_What the task requires_
Go through the entries below and say how many lines contain the string "regulating"; write only that number.

Stored dataset items:
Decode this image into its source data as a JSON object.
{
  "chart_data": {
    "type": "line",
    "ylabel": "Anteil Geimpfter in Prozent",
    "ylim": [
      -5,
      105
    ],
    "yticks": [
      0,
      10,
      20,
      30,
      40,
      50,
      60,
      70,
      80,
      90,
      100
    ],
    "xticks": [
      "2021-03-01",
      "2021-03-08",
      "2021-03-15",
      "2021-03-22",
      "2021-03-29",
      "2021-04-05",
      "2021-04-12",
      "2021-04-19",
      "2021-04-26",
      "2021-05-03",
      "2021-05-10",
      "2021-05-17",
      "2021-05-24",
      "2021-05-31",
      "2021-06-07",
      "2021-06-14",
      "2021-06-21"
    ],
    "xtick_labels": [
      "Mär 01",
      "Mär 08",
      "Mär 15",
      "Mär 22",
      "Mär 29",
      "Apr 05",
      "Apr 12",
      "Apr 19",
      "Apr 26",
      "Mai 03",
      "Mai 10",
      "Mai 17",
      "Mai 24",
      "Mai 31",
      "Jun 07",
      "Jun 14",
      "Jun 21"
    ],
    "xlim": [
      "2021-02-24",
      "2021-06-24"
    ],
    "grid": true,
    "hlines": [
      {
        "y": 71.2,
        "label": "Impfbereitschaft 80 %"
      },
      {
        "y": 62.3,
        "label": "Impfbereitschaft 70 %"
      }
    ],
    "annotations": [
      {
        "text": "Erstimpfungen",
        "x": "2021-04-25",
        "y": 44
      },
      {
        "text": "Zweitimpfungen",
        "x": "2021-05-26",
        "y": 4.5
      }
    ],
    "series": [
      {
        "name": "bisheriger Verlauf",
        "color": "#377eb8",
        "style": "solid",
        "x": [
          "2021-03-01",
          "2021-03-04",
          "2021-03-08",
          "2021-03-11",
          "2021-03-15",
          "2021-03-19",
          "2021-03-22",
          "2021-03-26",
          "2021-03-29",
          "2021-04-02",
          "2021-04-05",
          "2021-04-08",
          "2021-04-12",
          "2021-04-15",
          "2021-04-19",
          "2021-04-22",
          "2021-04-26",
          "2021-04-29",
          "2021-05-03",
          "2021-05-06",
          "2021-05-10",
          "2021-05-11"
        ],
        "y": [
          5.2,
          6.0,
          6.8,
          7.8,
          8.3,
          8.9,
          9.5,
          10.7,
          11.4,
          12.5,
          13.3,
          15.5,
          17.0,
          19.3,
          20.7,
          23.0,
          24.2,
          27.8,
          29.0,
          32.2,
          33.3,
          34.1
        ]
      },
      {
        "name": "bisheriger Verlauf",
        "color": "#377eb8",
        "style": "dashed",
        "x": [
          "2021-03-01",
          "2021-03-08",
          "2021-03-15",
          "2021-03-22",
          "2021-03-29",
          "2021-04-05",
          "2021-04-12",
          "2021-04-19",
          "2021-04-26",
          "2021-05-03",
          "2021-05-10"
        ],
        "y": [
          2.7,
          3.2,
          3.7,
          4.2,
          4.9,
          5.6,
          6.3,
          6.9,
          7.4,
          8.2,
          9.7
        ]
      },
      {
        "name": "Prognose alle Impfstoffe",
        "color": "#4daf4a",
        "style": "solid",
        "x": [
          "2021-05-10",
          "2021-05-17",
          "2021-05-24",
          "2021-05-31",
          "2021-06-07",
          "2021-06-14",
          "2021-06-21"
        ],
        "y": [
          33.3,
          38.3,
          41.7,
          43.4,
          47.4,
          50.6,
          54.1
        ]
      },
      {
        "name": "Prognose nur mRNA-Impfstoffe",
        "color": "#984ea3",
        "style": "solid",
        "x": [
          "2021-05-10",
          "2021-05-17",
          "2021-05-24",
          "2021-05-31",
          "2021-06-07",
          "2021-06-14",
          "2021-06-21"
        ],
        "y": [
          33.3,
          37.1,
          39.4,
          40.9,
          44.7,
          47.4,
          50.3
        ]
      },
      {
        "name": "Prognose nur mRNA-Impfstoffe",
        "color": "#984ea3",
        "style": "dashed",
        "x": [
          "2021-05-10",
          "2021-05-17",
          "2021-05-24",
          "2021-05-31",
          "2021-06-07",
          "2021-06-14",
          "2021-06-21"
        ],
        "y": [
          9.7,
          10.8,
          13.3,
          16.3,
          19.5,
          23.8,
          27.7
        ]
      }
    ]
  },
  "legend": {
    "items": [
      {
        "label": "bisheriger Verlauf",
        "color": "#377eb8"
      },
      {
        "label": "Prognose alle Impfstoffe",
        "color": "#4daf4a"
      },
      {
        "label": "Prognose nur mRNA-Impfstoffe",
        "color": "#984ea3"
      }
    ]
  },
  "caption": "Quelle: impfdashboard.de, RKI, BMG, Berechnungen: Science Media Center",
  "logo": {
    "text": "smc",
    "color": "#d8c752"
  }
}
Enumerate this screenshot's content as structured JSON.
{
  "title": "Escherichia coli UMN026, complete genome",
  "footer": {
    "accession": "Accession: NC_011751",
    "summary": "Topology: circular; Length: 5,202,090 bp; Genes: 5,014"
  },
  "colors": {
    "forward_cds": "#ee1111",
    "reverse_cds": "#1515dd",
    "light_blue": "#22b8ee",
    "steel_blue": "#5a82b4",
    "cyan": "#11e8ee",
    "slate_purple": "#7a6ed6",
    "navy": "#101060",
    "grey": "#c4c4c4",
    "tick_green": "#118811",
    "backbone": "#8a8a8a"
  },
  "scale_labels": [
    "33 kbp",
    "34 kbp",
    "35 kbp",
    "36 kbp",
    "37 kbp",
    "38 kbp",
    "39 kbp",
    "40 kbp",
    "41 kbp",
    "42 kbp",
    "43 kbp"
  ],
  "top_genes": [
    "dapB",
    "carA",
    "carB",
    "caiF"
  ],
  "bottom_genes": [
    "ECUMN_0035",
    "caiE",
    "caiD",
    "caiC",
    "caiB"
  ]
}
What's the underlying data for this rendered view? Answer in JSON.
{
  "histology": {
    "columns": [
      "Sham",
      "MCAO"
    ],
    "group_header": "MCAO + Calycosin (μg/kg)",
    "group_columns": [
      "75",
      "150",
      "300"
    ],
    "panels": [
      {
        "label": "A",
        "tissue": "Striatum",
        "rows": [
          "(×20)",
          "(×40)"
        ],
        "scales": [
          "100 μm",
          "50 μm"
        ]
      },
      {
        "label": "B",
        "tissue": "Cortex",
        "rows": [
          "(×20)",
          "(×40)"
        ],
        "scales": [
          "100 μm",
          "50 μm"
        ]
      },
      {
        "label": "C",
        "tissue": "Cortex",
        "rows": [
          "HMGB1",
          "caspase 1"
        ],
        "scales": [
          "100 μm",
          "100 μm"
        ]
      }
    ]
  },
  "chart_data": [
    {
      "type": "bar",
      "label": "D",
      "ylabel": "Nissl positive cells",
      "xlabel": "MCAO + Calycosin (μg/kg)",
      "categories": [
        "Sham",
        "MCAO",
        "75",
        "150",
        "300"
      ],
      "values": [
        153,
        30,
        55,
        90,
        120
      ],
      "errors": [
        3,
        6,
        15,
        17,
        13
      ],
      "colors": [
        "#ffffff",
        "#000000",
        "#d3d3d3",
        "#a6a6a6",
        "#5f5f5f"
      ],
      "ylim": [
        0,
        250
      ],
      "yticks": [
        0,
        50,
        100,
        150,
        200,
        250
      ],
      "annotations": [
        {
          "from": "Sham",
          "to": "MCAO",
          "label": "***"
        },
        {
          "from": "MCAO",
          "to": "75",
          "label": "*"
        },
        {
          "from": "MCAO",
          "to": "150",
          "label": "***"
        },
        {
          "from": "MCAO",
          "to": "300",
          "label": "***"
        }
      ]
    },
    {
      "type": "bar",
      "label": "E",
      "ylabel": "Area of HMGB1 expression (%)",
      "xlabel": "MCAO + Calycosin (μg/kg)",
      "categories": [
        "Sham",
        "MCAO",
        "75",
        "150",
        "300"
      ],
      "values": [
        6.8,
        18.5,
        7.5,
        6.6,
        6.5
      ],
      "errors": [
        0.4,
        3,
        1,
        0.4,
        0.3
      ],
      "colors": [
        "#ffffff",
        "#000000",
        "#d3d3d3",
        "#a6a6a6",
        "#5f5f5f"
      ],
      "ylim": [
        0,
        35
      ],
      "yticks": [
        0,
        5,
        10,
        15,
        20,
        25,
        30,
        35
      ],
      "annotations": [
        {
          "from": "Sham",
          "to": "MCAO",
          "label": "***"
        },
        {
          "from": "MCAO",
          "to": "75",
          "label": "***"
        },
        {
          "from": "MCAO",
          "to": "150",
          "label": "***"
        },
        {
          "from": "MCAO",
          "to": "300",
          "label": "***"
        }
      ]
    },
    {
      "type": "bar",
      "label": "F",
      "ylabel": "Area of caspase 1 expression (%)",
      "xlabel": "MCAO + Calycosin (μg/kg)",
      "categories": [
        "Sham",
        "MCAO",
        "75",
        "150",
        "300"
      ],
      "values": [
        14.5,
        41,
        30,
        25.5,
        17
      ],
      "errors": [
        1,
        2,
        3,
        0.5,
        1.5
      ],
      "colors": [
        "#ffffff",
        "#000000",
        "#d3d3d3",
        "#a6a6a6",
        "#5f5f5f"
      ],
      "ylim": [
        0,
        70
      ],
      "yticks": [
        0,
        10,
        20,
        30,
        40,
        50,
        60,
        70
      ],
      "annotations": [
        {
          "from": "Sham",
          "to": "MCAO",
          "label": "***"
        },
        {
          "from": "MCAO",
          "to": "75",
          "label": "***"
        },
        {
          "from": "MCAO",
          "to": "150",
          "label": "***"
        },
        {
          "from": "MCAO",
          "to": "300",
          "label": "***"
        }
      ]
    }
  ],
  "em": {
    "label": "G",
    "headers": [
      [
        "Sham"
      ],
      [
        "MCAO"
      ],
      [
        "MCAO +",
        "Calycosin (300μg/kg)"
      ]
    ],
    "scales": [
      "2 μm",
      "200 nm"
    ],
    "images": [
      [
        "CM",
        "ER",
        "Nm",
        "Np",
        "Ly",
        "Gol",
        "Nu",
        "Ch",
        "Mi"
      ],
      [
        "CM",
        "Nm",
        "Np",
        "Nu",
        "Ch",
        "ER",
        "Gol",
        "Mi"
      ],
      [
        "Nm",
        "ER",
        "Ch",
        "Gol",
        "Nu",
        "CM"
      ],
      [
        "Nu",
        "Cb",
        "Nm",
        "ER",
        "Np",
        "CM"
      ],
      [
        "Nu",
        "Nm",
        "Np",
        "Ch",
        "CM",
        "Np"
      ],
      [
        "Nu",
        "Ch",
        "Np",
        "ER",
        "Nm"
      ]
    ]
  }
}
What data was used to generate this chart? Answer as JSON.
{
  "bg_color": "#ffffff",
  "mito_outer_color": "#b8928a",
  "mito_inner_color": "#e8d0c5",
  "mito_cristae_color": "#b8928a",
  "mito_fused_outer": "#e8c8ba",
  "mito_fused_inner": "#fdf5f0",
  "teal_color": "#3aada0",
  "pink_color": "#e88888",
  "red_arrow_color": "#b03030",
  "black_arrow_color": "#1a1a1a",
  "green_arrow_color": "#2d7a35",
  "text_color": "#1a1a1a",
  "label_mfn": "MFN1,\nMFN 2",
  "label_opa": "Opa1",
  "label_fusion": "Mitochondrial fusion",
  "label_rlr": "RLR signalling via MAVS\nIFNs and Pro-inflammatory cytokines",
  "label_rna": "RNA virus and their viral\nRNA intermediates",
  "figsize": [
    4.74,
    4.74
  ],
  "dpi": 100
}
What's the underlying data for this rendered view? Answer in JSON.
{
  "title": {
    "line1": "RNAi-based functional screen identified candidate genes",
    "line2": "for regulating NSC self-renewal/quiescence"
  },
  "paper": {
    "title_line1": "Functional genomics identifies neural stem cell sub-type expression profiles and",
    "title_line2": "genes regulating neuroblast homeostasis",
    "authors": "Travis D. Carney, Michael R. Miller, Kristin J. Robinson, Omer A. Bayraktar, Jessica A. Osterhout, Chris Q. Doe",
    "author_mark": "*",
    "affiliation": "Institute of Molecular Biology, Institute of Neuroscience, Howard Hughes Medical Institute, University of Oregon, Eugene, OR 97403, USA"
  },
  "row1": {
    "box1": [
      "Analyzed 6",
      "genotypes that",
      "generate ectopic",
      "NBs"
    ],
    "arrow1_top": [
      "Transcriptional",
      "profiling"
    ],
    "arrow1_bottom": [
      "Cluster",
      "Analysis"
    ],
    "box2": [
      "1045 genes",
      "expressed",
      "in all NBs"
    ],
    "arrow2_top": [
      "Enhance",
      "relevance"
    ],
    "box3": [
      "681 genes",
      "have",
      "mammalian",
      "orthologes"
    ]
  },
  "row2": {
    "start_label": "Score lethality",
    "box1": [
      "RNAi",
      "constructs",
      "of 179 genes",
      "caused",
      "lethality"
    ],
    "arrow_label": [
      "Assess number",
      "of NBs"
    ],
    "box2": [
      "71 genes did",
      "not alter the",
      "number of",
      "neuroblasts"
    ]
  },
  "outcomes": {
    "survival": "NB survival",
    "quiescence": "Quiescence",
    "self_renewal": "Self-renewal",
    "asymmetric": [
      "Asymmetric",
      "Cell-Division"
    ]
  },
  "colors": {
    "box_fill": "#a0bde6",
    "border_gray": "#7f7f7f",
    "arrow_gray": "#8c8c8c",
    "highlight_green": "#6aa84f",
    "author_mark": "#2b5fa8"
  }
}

_Written response_
2